TASK DETAILS: Drop the pictures, then extract the listing word for word.

GIVEN RECORDS:
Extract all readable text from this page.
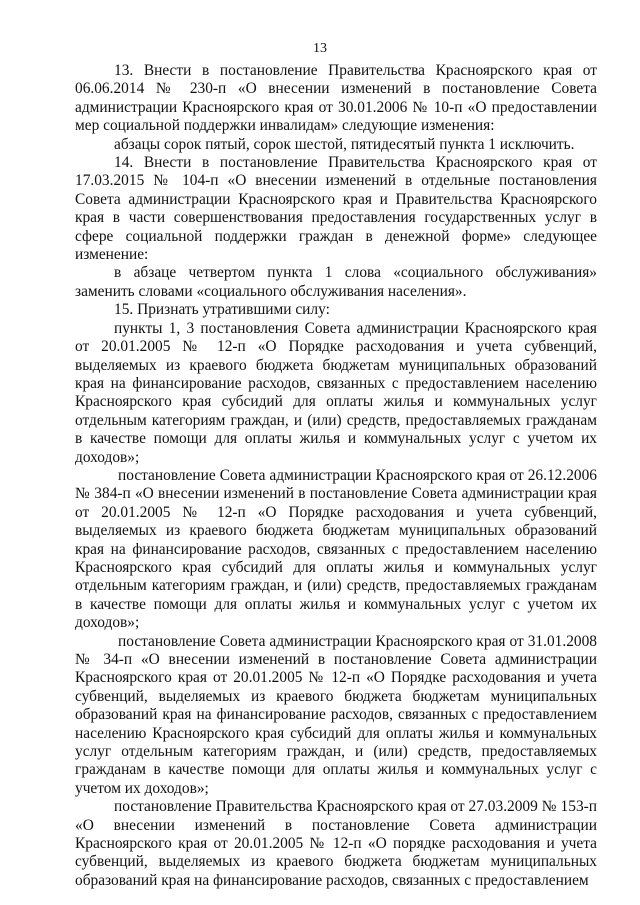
13

13. Внести в постановление Правительства Красноярского края от 06.06.2014 № 230-п «О внесении изменений в постановление Совета администрации Красноярского края от 30.01.2006 № 10-п «О предоставлении мер социальной поддержки инвалидам» следующие изменения:

абзацы сорок пятый, сорок шестой, пятидесятый пункта 1 исключить.

14. Внести в постановление Правительства Красноярского края от 17.03.2015 № 104-п «О внесении изменений в отдельные постановления Совета администрации Красноярского края и Правительства Красноярского края в части совершенствования предоставления государственных услуг в сфере социальной поддержки граждан в денежной форме» следующее изменение:

в абзаце четвертом пункта 1 слова «социального обслуживания» заменить словами «социального обслуживания населения».

15. Признать утратившими силу:

пункты 1, 3 постановления Совета администрации Красноярского края от 20.01.2005 № 12-п «О Порядке расходования и учета субвенций, выделяемых из краевого бюджета бюджетам муниципальных образований края на финансирование расходов, связанных с предоставлением населению Красноярского края субсидий для оплаты жилья и коммунальных услуг отдельным категориям граждан, и (или) средств, предоставляемых гражданам в качестве помощи для оплаты жилья и коммунальных услуг с учетом их доходов»;

постановление Совета администрации Красноярского края от 26.12.2006 № 384-п «О внесении изменений в постановление Совета администрации края от 20.01.2005 № 12-п «О Порядке расходования и учета субвенций, выделяемых из краевого бюджета бюджетам муниципальных образований края на финансирование расходов, связанных с предоставлением населению Красноярского края субсидий для оплаты жилья и коммунальных услуг отдельным категориям граждан, и (или) средств, предоставляемых гражданам в качестве помощи для оплаты жилья и коммунальных услуг с учетом их доходов»;

постановление Совета администрации Красноярского края от 31.01.2008 № 34-п «О внесении изменений в постановление Совета администрации Красноярского края от 20.01.2005 № 12-п «О Порядке расходования и учета субвенций, выделяемых из краевого бюджета бюджетам муниципальных образований края на финансирование расходов, связанных с предоставлением населению Красноярского края субсидий для оплаты жилья и коммунальных услуг отдельным категориям граждан, и (или) средств, предоставляемых гражданам в качестве помощи для оплаты жилья и коммунальных услуг с учетом их доходов»;

постановление Правительства Красноярского края от 27.03.2009 № 153-п «О внесении изменений в постановление Совета администрации Красноярского края от 20.01.2005 № 12-п «О порядке расходования и учета субвенций, выделяемых из краевого бюджета бюджетам муниципальных образований края на финансирование расходов, связанных с предоставлением
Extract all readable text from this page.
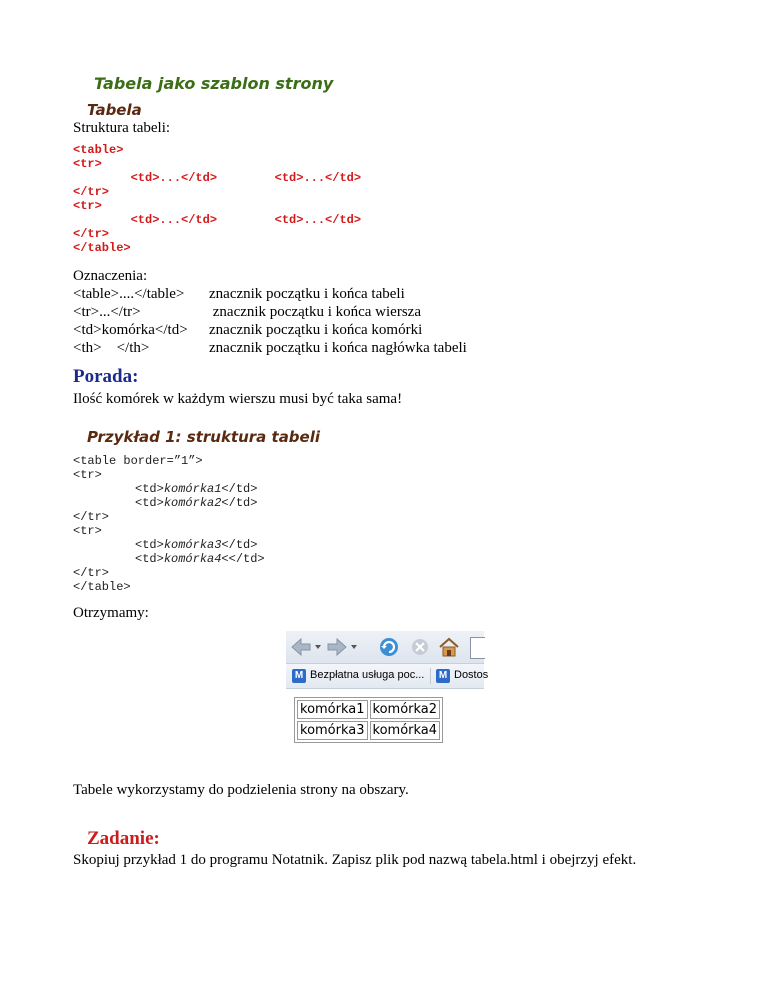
Tabela jako szablon strony
Tabela
Struktura tabeli:
<table>
<tr>
<td>...</td>        <td>...</td>
</tr>
<tr>
<td>...</td>        <td>...</td>
</tr>
</table>
Oznaczenia:
<table>....</table> znacznik początku i końca tabeli
<tr>...</tr>	znacznik początku i końca wiersza
<td>komórka</td> znacznik początku i końca komórki
<th>    </th>	znacznik początku i końca nagłówka tabeli
Porada:
Ilość komórek w każdym wierszu musi być taka sama!
Przykład 1: struktura tabeli
<table border=”1”>
<tr>
<td>komórka1</td>
<td>komórka2</td>
</tr>
<tr>
<td>komórka3</td>
<td>komórka4<</td>
</tr>
</table>
Otrzymamy:
M Bezpłatna usługa poc... M Dostos
komórka1	komórka2
komórka3	komórka4
Tabele wykorzystamy do podzielenia strony na obszary.
Zadanie:
Skopiuj przykład 1 do programu Notatnik. Zapisz plik pod nazwą tabela.html i obejrzyj efekt.
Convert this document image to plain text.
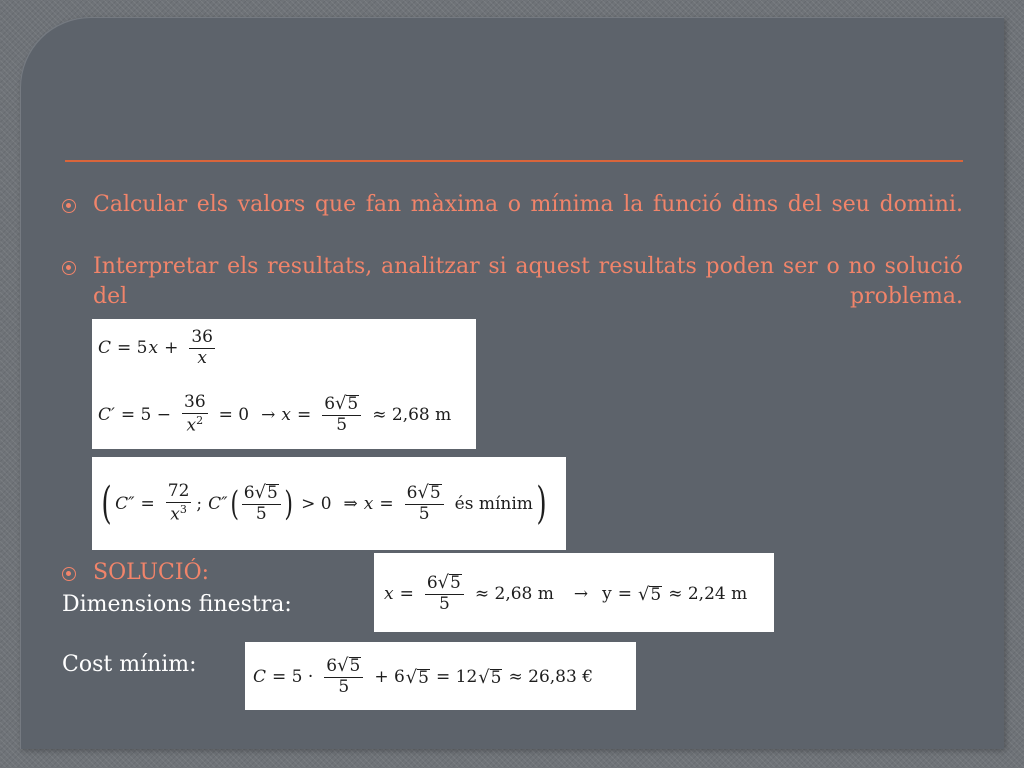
Calcular els valors que fan màxima o mínima la funció dins del seu domini.
Interpretar els resultats, analitzar si aquest resultats poden ser o no solució del problema.
C = 5 $x + \frac{36}{x}$
$C' = 5 - \frac{36}{x^2} = 0 \to x = \frac{6 √ 5}{5} \approx 2,68$ m
( $C'' = \frac{72}{x^3}$ ; C″ ( $\frac{6 √ 5}{5}$ ) > 0 ⇒ $x = \frac{6 √ 5}{5}$ és mínim )
SOLUCIÓ:
Dimensions finestra:	$x = \frac{6 √ 5}{5} \approx 2,68$ m → y = √ 5 ≈ 2,24 m
Cost mínim:	$C = 5 \cdot \frac{6 √ 5}{5} + 6$ √ 5 = 12 √ 5 ≈ 26,83 €
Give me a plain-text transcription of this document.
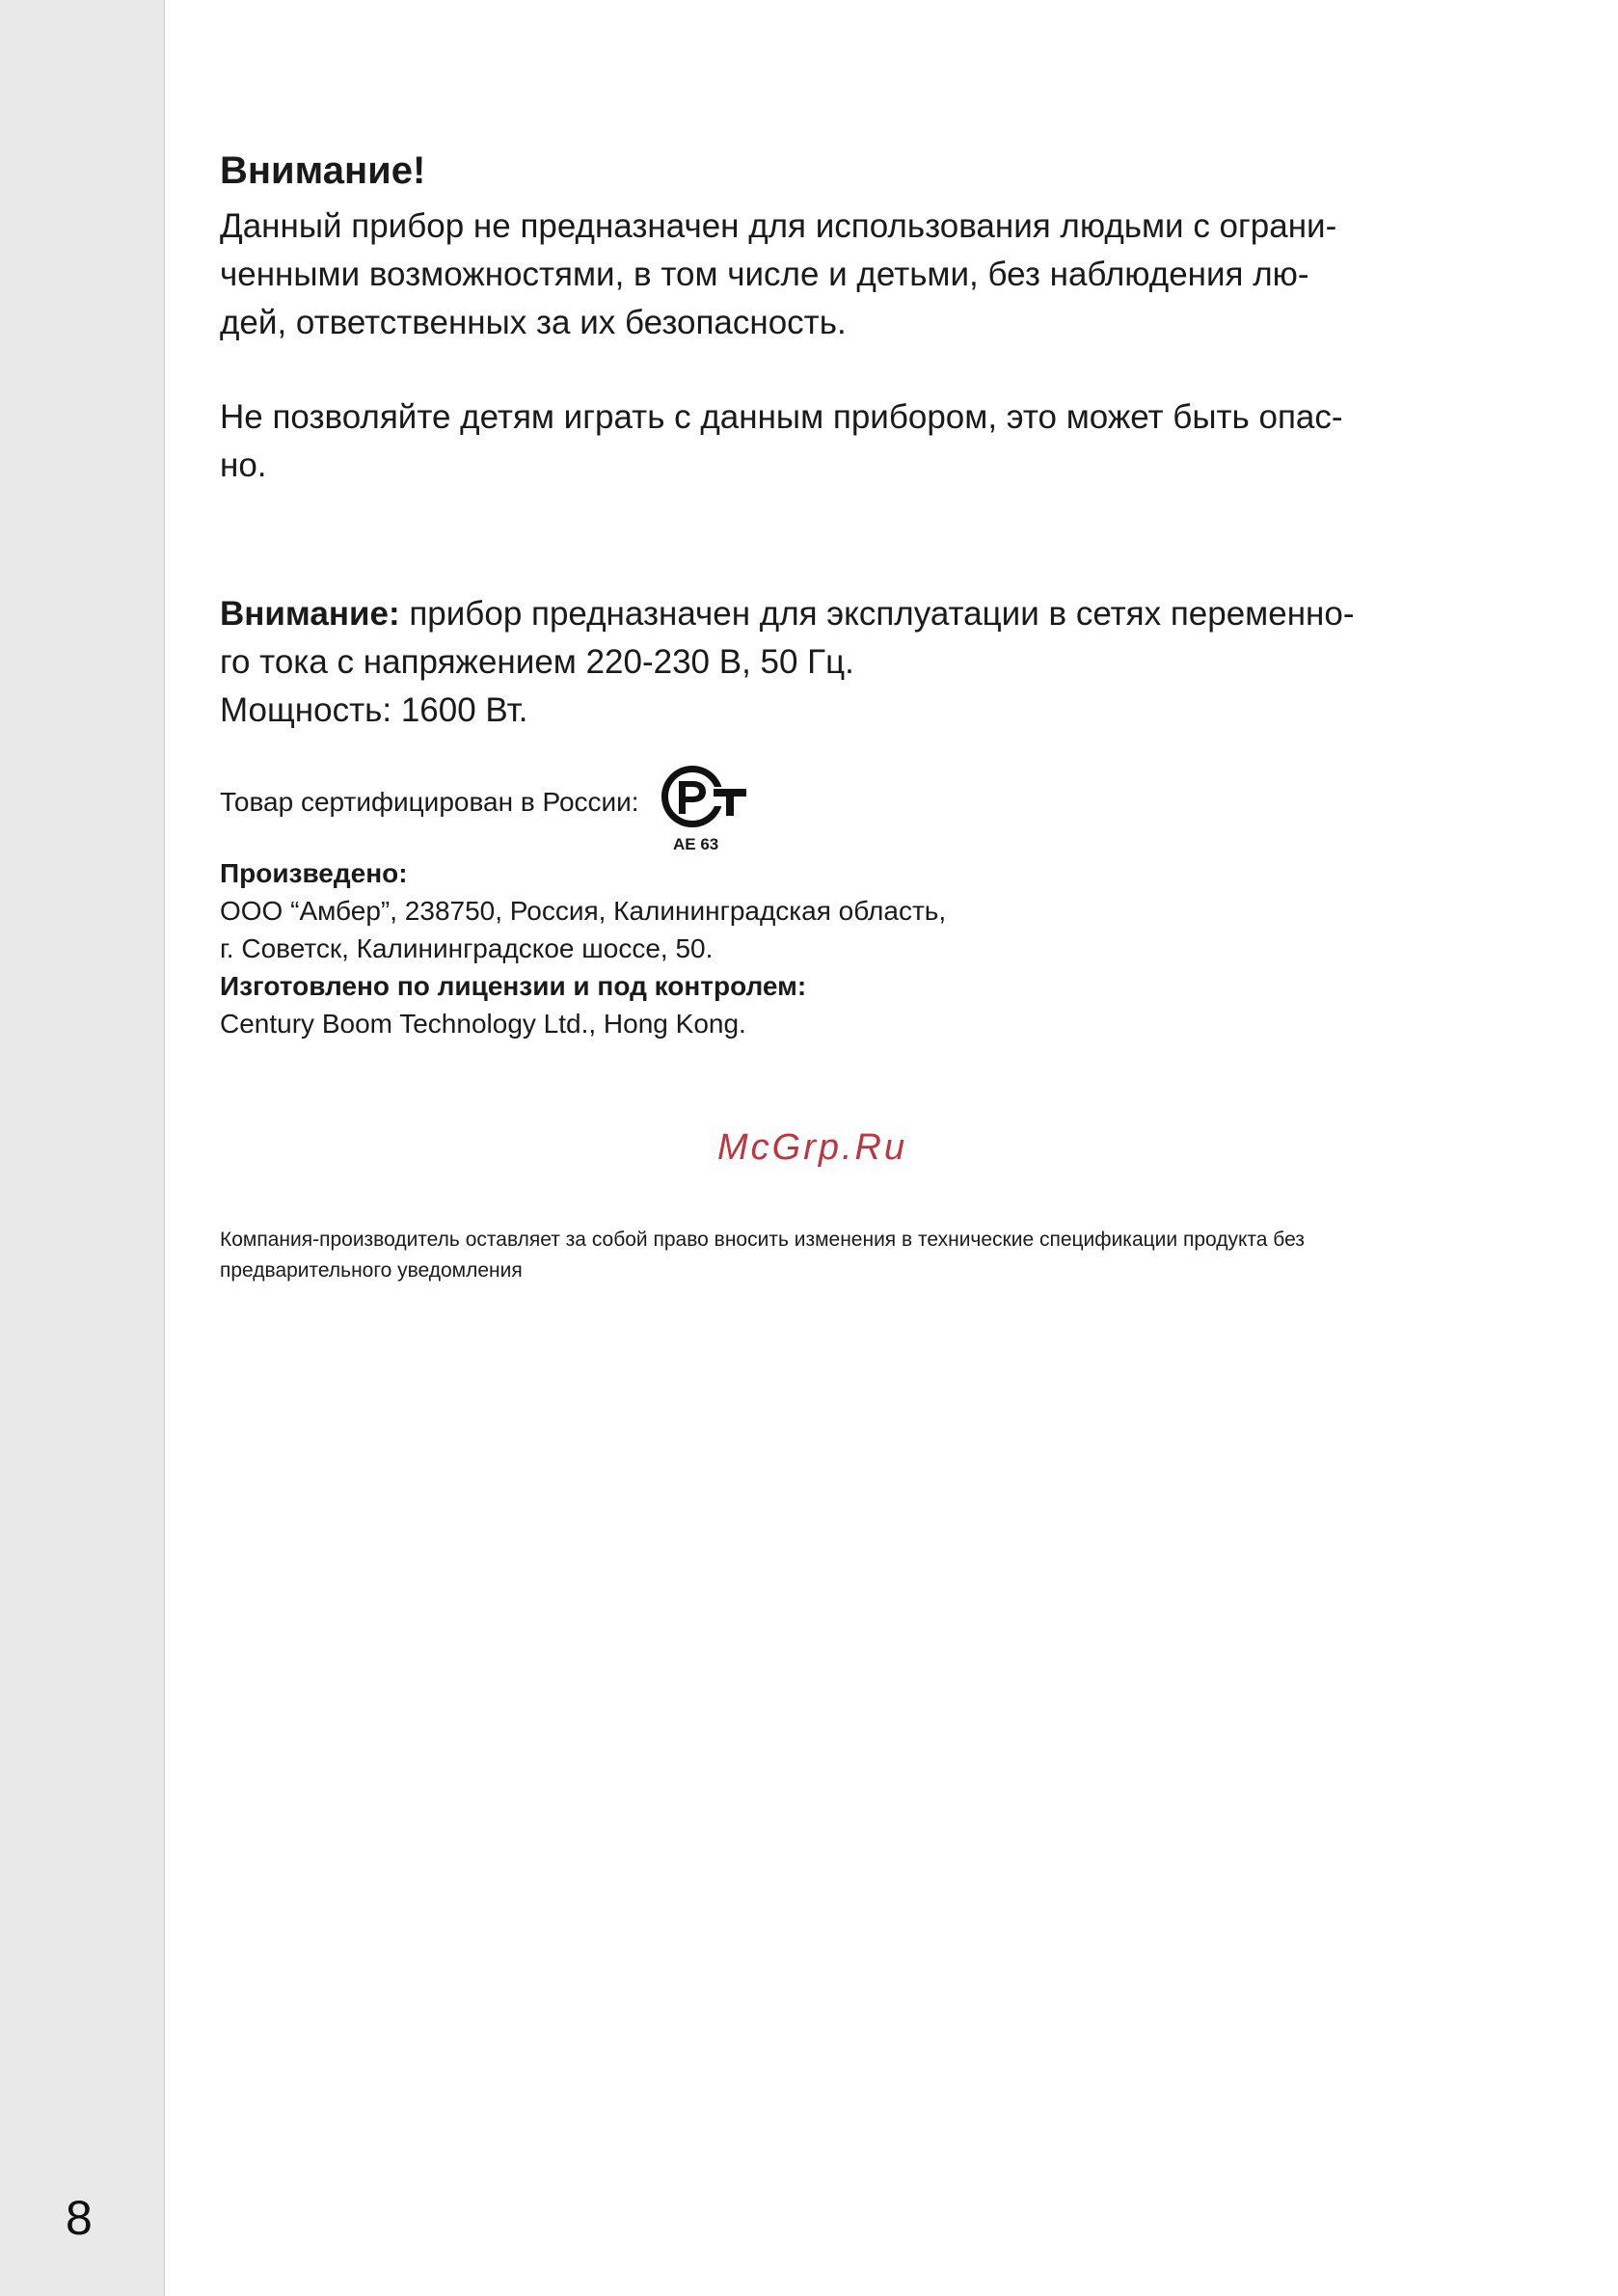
8
Внимание!
Данный прибор не предназначен для использования людьми с ограни-
ченными возможностями, в том числе и детьми, без наблюдения лю-
дей, ответственных за их безопасность.
Не позволяйте детям играть с данным прибором, это может быть опас-
но.
Внимание: прибор предназначен для эксплуатации в сетях переменно-
го тока с напряжением 220-230 В, 50 Гц.
Мощность: 1600 Вт.
Товар сертифицирован в России:
AE 63
Произведено:
ООО “Амбер”, 238750, Россия, Калининградская область,
г. Советск, Калининградское шоссе, 50.
Изготовлено по лицензии и под контролем:
Century Boom Technology Ltd., Hong Kong.
McGrp.Ru
Компания-производитель оставляет за собой право вносить изменения в технические спецификации продукта без
предварительного уведомления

RESPONSE TO THIS TASK:
Extract all readable text from this page.
13

13. Внести в постановление Правительства Красноярского края от 06.06.2014 № 230-п «О внесении изменений в постановление Совета администрации Красноярского края от 30.01.2006 № 10-п «О предоставлении мер социальной поддержки инвалидам» следующие изменения:

абзацы сорок пятый, сорок шестой, пятидесятый пункта 1 исключить.

14. Внести в постановление Правительства Красноярского края от 17.03.2015 № 104-п «О внесении изменений в отдельные постановления Совета администрации Красноярского края и Правительства Красноярского края в части совершенствования предоставления государственных услуг в сфере социальной поддержки граждан в денежной форме» следующее изменение:

в абзаце четвертом пункта 1 слова «социального обслуживания» заменить словами «социального обслуживания населения».

15. Признать утратившими силу:

пункты 1, 3 постановления Совета администрации Красноярского края от 20.01.2005 № 12-п «О Порядке расходования и учета субвенций, выделяемых из краевого бюджета бюджетам муниципальных образований края на финансирование расходов, связанных с предоставлением населению Красноярского края субсидий для оплаты жилья и коммунальных услуг отдельным категориям граждан, и (или) средств, предоставляемых гражданам в качестве помощи для оплаты жилья и коммунальных услуг с учетом их доходов»;

постановление Совета администрации Красноярского края от 26.12.2006 № 384-п «О внесении изменений в постановление Совета администрации края от 20.01.2005 № 12-п «О Порядке расходования и учета субвенций, выделяемых из краевого бюджета бюджетам муниципальных образований края на финансирование расходов, связанных с предоставлением населению Красноярского края субсидий для оплаты жилья и коммунальных услуг отдельным категориям граждан, и (или) средств, предоставляемых гражданам в качестве помощи для оплаты жилья и коммунальных услуг с учетом их доходов»;

постановление Совета администрации Красноярского края от 31.01.2008 № 34-п «О внесении изменений в постановление Совета администрации Красноярского края от 20.01.2005 № 12-п «О Порядке расходования и учета субвенций, выделяемых из краевого бюджета бюджетам муниципальных образований края на финансирование расходов, связанных с предоставлением населению Красноярского края субсидий для оплаты жилья и коммунальных услуг отдельным категориям граждан, и (или) средств, предоставляемых гражданам в качестве помощи для оплаты жилья и коммунальных услуг с учетом их доходов»;

постановление Правительства Красноярского края от 27.03.2009 № 153-п «О внесении изменений в постановление Совета администрации Красноярского края от 20.01.2005 № 12-п «О порядке расходования и учета субвенций, выделяемых из краевого бюджета бюджетам муниципальных образований края на финансирование расходов, связанных с предоставлением
Extract all readable text from this page.
Tabela jako szablon strony
Tabela
Struktura tabeli:
<table>
<tr>
<td>...</td>        <td>...</td>
</tr>
<tr>
<td>...</td>        <td>...</td>
</tr>
</table>
Oznaczenia:
<table>....</table> znacznik początku i końca tabeli
<tr>...</tr>	znacznik początku i końca wiersza
<td>komórka</td> znacznik początku i końca komórki
<th>    </th>	znacznik początku i końca nagłówka tabeli
Porada:
Ilość komórek w każdym wierszu musi być taka sama!
Przykład 1: struktura tabeli
<table border=”1”>
<tr>
<td>komórka1</td>
<td>komórka2</td>
</tr>
<tr>
<td>komórka3</td>
<td>komórka4<</td>
</tr>
</table>
Otrzymamy:
M Bezpłatna usługa poc... M Dostos
komórka1	komórka2
komórka3	komórka4
Tabele wykorzystamy do podzielenia strony na obszary.
Zadanie:
Skopiuj przykład 1 do programu Notatnik. Zapisz plik pod nazwą tabela.html i obejrzyj efekt.
Convert this document image to plain text.
Calcular els valors que fan màxima o mínima la funció dins del seu domini.
Interpretar els resultats, analitzar si aquest resultats poden ser o no solució del problema.
C = 5 $x + \frac{36}{x}$
$C' = 5 - \frac{36}{x^2} = 0 \to x = \frac{6 √ 5}{5} \approx 2,68$ m
( $C'' = \frac{72}{x^3}$ ; C″ ( $\frac{6 √ 5}{5}$ ) > 0 ⇒ $x = \frac{6 √ 5}{5}$ és mínim )
SOLUCIÓ:
Dimensions finestra:	$x = \frac{6 √ 5}{5} \approx 2,68$ m → y = √ 5 ≈ 2,24 m
Cost mínim:	$C = 5 \cdot \frac{6 √ 5}{5} + 6$ √ 5 = 12 √ 5 ≈ 26,83 €
Give me a plain-text transcription of this document.
8
Внимание!
Данный прибор не предназначен для использования людьми с ограни-
ченными возможностями, в том числе и детьми, без наблюдения лю-
дей, ответственных за их безопасность.
Не позволяйте детям играть с данным прибором, это может быть опас-
но.
Внимание: прибор предназначен для эксплуатации в сетях переменно-
го тока с напряжением 220-230 В, 50 Гц.
Мощность: 1600 Вт.
Товар сертифицирован в России:
AE 63
Произведено:
ООО “Амбер”, 238750, Россия, Калининградская область,
г. Советск, Калининградское шоссе, 50.
Изготовлено по лицензии и под контролем:
Century Boom Technology Ltd., Hong Kong.
McGrp.Ru
Компания-производитель оставляет за собой право вносить изменения в технические спецификации продукта без
предварительного уведомления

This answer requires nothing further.